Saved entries

========================================

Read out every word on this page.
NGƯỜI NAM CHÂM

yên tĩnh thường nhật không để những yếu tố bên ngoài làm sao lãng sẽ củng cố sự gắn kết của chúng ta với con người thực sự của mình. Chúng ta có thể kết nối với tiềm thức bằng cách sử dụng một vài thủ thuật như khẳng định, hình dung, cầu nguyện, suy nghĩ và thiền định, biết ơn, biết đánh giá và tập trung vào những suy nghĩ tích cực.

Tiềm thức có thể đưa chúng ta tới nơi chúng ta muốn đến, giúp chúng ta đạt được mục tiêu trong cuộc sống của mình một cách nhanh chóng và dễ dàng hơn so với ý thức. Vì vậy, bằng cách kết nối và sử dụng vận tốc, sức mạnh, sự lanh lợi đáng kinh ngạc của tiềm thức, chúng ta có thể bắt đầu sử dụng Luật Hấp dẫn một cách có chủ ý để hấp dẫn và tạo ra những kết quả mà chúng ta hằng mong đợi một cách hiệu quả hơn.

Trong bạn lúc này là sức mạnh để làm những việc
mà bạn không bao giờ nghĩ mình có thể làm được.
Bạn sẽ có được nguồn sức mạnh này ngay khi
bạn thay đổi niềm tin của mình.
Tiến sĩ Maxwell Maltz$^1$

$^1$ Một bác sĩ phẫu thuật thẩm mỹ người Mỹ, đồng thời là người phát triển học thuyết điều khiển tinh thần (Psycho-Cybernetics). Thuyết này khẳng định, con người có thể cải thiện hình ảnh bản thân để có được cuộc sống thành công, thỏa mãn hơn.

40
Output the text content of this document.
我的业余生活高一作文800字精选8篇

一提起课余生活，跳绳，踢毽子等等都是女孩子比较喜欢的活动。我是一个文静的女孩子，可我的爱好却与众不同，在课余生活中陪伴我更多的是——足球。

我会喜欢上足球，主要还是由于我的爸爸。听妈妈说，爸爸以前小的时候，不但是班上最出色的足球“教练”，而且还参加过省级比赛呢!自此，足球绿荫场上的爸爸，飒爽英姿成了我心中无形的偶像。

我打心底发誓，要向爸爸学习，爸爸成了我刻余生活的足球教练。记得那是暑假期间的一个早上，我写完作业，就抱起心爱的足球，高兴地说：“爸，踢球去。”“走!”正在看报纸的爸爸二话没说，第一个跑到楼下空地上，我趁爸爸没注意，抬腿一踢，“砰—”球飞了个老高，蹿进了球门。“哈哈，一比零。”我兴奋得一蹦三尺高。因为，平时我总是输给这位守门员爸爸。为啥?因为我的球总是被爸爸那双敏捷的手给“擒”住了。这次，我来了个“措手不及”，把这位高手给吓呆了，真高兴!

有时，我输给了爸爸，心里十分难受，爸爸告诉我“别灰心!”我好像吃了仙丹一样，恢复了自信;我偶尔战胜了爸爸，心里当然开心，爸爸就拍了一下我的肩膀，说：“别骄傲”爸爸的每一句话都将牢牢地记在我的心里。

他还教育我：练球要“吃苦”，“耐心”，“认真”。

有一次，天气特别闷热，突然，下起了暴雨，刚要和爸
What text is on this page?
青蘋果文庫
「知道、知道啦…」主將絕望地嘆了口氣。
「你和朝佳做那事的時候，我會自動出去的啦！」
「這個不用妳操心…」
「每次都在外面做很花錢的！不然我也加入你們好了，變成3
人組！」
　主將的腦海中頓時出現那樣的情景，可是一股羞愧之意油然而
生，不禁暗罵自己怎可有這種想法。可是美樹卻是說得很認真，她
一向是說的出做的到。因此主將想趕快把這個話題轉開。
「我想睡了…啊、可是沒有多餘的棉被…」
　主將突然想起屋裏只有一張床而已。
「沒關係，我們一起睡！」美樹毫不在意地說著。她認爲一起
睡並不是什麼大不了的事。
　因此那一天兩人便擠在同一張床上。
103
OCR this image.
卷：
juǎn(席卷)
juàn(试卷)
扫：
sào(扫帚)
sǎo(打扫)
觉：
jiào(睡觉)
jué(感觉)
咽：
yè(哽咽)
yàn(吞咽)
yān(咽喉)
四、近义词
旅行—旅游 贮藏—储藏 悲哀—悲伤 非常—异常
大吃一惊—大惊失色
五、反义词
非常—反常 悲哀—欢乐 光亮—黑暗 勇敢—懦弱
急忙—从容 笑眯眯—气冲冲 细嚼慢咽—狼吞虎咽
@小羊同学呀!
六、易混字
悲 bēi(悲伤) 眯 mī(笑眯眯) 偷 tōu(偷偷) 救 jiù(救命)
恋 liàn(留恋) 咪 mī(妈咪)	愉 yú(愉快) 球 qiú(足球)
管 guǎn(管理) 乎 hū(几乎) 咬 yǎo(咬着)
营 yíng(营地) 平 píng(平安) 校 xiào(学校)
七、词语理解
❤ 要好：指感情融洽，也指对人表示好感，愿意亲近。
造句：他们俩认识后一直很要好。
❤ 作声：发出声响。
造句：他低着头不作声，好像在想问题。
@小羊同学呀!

========================================

Stated goal -> Reproduce all of the material above word for word.

Answer for this exercise ->
Read out every word on this page.
NGƯỜI NAM CHÂM

yên tĩnh thường nhật không để những yếu tố bên ngoài làm sao lãng sẽ củng cố sự gắn kết của chúng ta với con người thực sự của mình. Chúng ta có thể kết nối với tiềm thức bằng cách sử dụng một vài thủ thuật như khẳng định, hình dung, cầu nguyện, suy nghĩ và thiền định, biết ơn, biết đánh giá và tập trung vào những suy nghĩ tích cực.

Tiềm thức có thể đưa chúng ta tới nơi chúng ta muốn đến, giúp chúng ta đạt được mục tiêu trong cuộc sống của mình một cách nhanh chóng và dễ dàng hơn so với ý thức. Vì vậy, bằng cách kết nối và sử dụng vận tốc, sức mạnh, sự lanh lợi đáng kinh ngạc của tiềm thức, chúng ta có thể bắt đầu sử dụng Luật Hấp dẫn một cách có chủ ý để hấp dẫn và tạo ra những kết quả mà chúng ta hằng mong đợi một cách hiệu quả hơn.

Trong bạn lúc này là sức mạnh để làm những việc
mà bạn không bao giờ nghĩ mình có thể làm được.
Bạn sẽ có được nguồn sức mạnh này ngay khi
bạn thay đổi niềm tin của mình.
Tiến sĩ Maxwell Maltz$^1$

$^1$ Một bác sĩ phẫu thuật thẩm mỹ người Mỹ, đồng thời là người phát triển học thuyết điều khiển tinh thần (Psycho-Cybernetics). Thuyết này khẳng định, con người có thể cải thiện hình ảnh bản thân để có được cuộc sống thành công, thỏa mãn hơn.

40
Output the text content of this document.
我的业余生活高一作文800字精选8篇

一提起课余生活，跳绳，踢毽子等等都是女孩子比较喜欢的活动。我是一个文静的女孩子，可我的爱好却与众不同，在课余生活中陪伴我更多的是——足球。

我会喜欢上足球，主要还是由于我的爸爸。听妈妈说，爸爸以前小的时候，不但是班上最出色的足球“教练”，而且还参加过省级比赛呢!自此，足球绿荫场上的爸爸，飒爽英姿成了我心中无形的偶像。

我打心底发誓，要向爸爸学习，爸爸成了我刻余生活的足球教练。记得那是暑假期间的一个早上，我写完作业，就抱起心爱的足球，高兴地说：“爸，踢球去。”“走!”正在看报纸的爸爸二话没说，第一个跑到楼下空地上，我趁爸爸没注意，抬腿一踢，“砰—”球飞了个老高，蹿进了球门。“哈哈，一比零。”我兴奋得一蹦三尺高。因为，平时我总是输给这位守门员爸爸。为啥?因为我的球总是被爸爸那双敏捷的手给“擒”住了。这次，我来了个“措手不及”，把这位高手给吓呆了，真高兴!

有时，我输给了爸爸，心里十分难受，爸爸告诉我“别灰心!”我好像吃了仙丹一样，恢复了自信;我偶尔战胜了爸爸，心里当然开心，爸爸就拍了一下我的肩膀，说：“别骄傲”爸爸的每一句话都将牢牢地记在我的心里。

他还教育我：练球要“吃苦”，“耐心”，“认真”。

有一次，天气特别闷热，突然，下起了暴雨，刚要和爸
What text is on this page?
青蘋果文庫
「知道、知道啦…」主將絕望地嘆了口氣。
「你和朝佳做那事的時候，我會自動出去的啦！」
「這個不用妳操心…」
「每次都在外面做很花錢的！不然我也加入你們好了，變成3
人組！」
　主將的腦海中頓時出現那樣的情景，可是一股羞愧之意油然而
生，不禁暗罵自己怎可有這種想法。可是美樹卻是說得很認真，她
一向是說的出做的到。因此主將想趕快把這個話題轉開。
「我想睡了…啊、可是沒有多餘的棉被…」
　主將突然想起屋裏只有一張床而已。
「沒關係，我們一起睡！」美樹毫不在意地說著。她認爲一起
睡並不是什麼大不了的事。
　因此那一天兩人便擠在同一張床上。
103
OCR this image.
卷：
juǎn(席卷)
juàn(试卷)
扫：
sào(扫帚)
sǎo(打扫)
觉：
jiào(睡觉)
jué(感觉)
咽：
yè(哽咽)
yàn(吞咽)
yān(咽喉)
四、近义词
旅行—旅游 贮藏—储藏 悲哀—悲伤 非常—异常
大吃一惊—大惊失色
五、反义词
非常—反常 悲哀—欢乐 光亮—黑暗 勇敢—懦弱
急忙—从容 笑眯眯—气冲冲 细嚼慢咽—狼吞虎咽
@小羊同学呀!
六、易混字
悲 bēi(悲伤) 眯 mī(笑眯眯) 偷 tōu(偷偷) 救 jiù(救命)
恋 liàn(留恋) 咪 mī(妈咪)	愉 yú(愉快) 球 qiú(足球)
管 guǎn(管理) 乎 hū(几乎) 咬 yǎo(咬着)
营 yíng(营地) 平 píng(平安) 校 xiào(学校)
七、词语理解
❤ 要好：指感情融洽，也指对人表示好感，愿意亲近。
造句：他们俩认识后一直很要好。
❤ 作声：发出声响。
造句：他低着头不作声，好像在想问题。
@小羊同学呀!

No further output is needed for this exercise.